DATA SHOWN =>
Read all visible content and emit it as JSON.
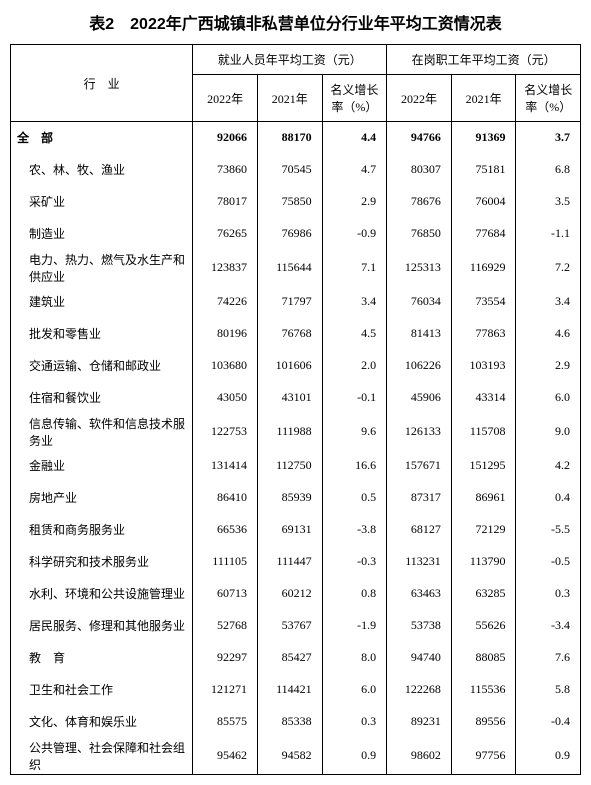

* * *

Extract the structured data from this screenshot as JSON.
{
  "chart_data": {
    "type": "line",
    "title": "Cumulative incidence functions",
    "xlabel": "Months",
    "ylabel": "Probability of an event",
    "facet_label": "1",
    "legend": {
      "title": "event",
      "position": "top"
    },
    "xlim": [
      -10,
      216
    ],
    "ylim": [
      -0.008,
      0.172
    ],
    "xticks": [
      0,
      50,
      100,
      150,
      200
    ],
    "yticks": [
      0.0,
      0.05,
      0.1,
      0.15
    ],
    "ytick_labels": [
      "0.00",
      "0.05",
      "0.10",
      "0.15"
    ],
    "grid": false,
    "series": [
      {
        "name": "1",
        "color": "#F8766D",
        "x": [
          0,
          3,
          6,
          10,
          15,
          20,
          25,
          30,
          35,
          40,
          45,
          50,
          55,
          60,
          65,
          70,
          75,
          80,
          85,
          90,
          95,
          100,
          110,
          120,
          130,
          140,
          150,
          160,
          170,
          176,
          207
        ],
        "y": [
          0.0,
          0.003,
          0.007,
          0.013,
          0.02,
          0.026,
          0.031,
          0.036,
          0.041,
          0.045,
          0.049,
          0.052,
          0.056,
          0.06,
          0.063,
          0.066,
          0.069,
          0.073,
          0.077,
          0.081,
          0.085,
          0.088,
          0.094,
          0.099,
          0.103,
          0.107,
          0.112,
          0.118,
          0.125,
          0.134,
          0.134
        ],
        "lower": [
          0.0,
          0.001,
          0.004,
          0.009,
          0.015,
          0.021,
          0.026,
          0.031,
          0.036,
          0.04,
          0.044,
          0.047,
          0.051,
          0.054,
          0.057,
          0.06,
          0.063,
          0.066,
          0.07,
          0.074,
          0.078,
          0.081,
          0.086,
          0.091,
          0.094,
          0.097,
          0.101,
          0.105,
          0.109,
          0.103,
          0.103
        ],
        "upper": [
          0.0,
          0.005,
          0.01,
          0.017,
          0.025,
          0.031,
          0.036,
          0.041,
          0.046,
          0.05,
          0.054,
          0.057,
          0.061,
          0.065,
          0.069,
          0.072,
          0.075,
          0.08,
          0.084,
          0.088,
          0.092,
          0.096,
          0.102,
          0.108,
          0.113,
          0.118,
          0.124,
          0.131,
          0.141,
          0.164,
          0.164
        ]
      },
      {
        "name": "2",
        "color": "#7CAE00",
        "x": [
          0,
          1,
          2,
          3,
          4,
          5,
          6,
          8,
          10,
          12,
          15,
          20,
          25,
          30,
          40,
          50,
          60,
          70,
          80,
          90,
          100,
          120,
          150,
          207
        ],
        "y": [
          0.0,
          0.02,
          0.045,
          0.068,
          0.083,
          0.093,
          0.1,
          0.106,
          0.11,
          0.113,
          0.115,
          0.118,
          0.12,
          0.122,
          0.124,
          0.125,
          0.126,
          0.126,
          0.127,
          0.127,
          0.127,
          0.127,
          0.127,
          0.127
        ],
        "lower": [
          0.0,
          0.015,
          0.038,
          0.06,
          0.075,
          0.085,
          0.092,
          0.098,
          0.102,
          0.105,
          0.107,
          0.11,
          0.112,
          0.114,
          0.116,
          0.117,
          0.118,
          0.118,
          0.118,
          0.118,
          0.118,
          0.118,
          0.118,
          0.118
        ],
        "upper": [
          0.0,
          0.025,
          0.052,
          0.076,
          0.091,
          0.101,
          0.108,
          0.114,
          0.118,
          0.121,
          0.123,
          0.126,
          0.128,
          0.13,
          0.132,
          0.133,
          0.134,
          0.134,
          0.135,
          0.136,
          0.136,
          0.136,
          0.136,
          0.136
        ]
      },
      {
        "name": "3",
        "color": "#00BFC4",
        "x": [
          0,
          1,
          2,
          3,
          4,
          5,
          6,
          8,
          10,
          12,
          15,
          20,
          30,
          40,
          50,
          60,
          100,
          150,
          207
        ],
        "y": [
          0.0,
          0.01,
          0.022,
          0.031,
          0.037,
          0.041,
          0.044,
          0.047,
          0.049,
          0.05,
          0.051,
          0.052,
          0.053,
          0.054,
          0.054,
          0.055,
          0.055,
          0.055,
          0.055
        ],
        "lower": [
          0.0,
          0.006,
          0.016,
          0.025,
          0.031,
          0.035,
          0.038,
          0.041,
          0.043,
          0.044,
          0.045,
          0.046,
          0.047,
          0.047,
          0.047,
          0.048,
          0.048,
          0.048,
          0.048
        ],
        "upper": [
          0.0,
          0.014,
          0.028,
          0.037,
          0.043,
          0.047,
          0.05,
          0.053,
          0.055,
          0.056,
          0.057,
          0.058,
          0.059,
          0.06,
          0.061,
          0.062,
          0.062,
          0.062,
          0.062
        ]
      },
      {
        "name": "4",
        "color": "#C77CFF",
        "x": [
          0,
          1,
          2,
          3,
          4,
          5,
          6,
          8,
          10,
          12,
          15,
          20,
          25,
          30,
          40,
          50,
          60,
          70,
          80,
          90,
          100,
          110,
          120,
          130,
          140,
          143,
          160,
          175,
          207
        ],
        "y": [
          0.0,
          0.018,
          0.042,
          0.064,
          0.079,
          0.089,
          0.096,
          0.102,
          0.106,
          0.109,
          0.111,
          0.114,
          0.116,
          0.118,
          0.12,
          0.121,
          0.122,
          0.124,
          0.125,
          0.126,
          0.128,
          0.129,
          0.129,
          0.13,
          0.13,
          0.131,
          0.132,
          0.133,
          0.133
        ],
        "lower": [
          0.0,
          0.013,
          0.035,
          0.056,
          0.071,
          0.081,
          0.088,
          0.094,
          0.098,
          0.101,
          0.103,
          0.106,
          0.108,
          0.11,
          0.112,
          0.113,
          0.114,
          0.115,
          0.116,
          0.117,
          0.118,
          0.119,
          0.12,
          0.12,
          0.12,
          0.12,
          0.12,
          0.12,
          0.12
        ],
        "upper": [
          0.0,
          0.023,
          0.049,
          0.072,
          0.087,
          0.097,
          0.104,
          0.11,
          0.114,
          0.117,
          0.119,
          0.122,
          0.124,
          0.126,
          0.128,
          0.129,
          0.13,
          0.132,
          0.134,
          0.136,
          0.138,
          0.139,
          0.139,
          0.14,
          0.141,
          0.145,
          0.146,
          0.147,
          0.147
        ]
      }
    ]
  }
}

...

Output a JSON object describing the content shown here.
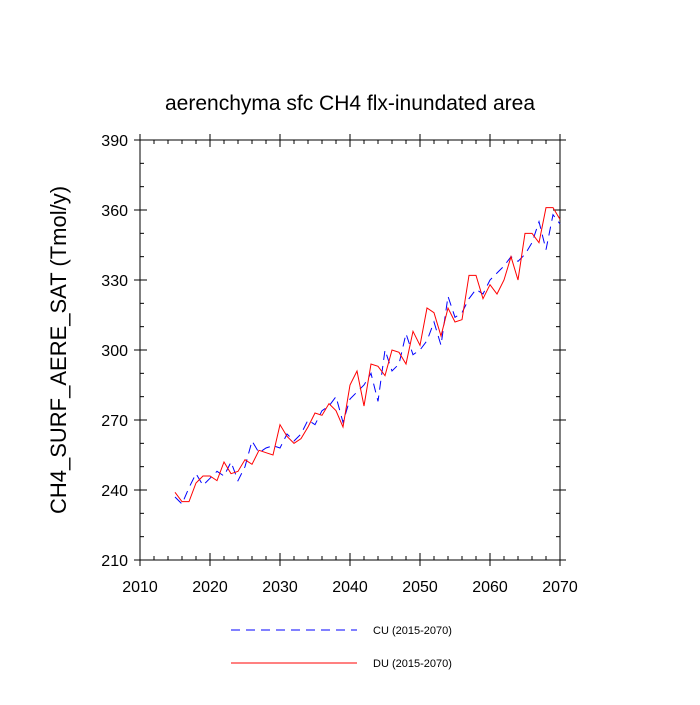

STATED PROBLEM =>
Which lines contain the word "content"? Copy each one.

EXPECTED ANSWER =>
Read all visible content and emit it as JSON.
Output a JSON object describing the content shown here.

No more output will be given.